■ Input material ■
● ● ● ● ●
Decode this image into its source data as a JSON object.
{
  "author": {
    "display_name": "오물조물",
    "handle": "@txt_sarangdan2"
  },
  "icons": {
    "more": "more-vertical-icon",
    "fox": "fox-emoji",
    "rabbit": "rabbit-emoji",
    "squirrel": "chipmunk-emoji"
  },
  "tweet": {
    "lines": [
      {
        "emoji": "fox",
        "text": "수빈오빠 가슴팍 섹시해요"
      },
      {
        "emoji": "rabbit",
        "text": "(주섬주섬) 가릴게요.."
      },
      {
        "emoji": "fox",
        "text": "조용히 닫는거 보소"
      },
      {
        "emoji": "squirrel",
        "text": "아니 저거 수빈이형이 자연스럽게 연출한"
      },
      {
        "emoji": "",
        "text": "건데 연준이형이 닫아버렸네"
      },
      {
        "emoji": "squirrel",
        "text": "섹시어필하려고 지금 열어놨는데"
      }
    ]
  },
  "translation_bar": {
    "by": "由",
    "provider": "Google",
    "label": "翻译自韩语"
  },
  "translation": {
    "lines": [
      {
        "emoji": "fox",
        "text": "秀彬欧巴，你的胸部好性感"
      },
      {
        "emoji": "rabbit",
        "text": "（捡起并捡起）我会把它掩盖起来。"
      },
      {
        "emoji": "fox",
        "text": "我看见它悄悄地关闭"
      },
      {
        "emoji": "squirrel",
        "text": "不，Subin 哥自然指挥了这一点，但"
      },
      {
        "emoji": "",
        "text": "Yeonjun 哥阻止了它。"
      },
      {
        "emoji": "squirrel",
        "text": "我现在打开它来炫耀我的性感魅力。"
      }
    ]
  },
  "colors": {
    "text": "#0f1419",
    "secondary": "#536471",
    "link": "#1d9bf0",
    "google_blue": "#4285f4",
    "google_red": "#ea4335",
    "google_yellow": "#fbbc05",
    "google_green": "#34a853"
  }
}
● ● ● ● ●
■ Set exercise ■
Write out every entry again exactly, please, with nothing missing.

■ Solution to this exercise ■
Decode this image into its source data as a JSON object.
{
  "author": {
    "display_name": "오물조물",
    "handle": "@txt_sarangdan2"
  },
  "icons": {
    "more": "more-vertical-icon",
    "fox": "fox-emoji",
    "rabbit": "rabbit-emoji",
    "squirrel": "chipmunk-emoji"
  },
  "tweet": {
    "lines": [
      {
        "emoji": "fox",
        "text": "수빈오빠 가슴팍 섹시해요"
      },
      {
        "emoji": "rabbit",
        "text": "(주섬주섬) 가릴게요.."
      },
      {
        "emoji": "fox",
        "text": "조용히 닫는거 보소"
      },
      {
        "emoji": "squirrel",
        "text": "아니 저거 수빈이형이 자연스럽게 연출한"
      },
      {
        "emoji": "",
        "text": "건데 연준이형이 닫아버렸네"
      },
      {
        "emoji": "squirrel",
        "text": "섹시어필하려고 지금 열어놨는데"
      }
    ]
  },
  "translation_bar": {
    "by": "由",
    "provider": "Google",
    "label": "翻译自韩语"
  },
  "translation": {
    "lines": [
      {
        "emoji": "fox",
        "text": "秀彬欧巴，你的胸部好性感"
      },
      {
        "emoji": "rabbit",
        "text": "（捡起并捡起）我会把它掩盖起来。"
      },
      {
        "emoji": "fox",
        "text": "我看见它悄悄地关闭"
      },
      {
        "emoji": "squirrel",
        "text": "不，Subin 哥自然指挥了这一点，但"
      },
      {
        "emoji": "",
        "text": "Yeonjun 哥阻止了它。"
      },
      {
        "emoji": "squirrel",
        "text": "我现在打开它来炫耀我的性感魅力。"
      }
    ]
  },
  "colors": {
    "text": "#0f1419",
    "secondary": "#536471",
    "link": "#1d9bf0",
    "google_blue": "#4285f4",
    "google_red": "#ea4335",
    "google_yellow": "#fbbc05",
    "google_green": "#34a853"
  }
}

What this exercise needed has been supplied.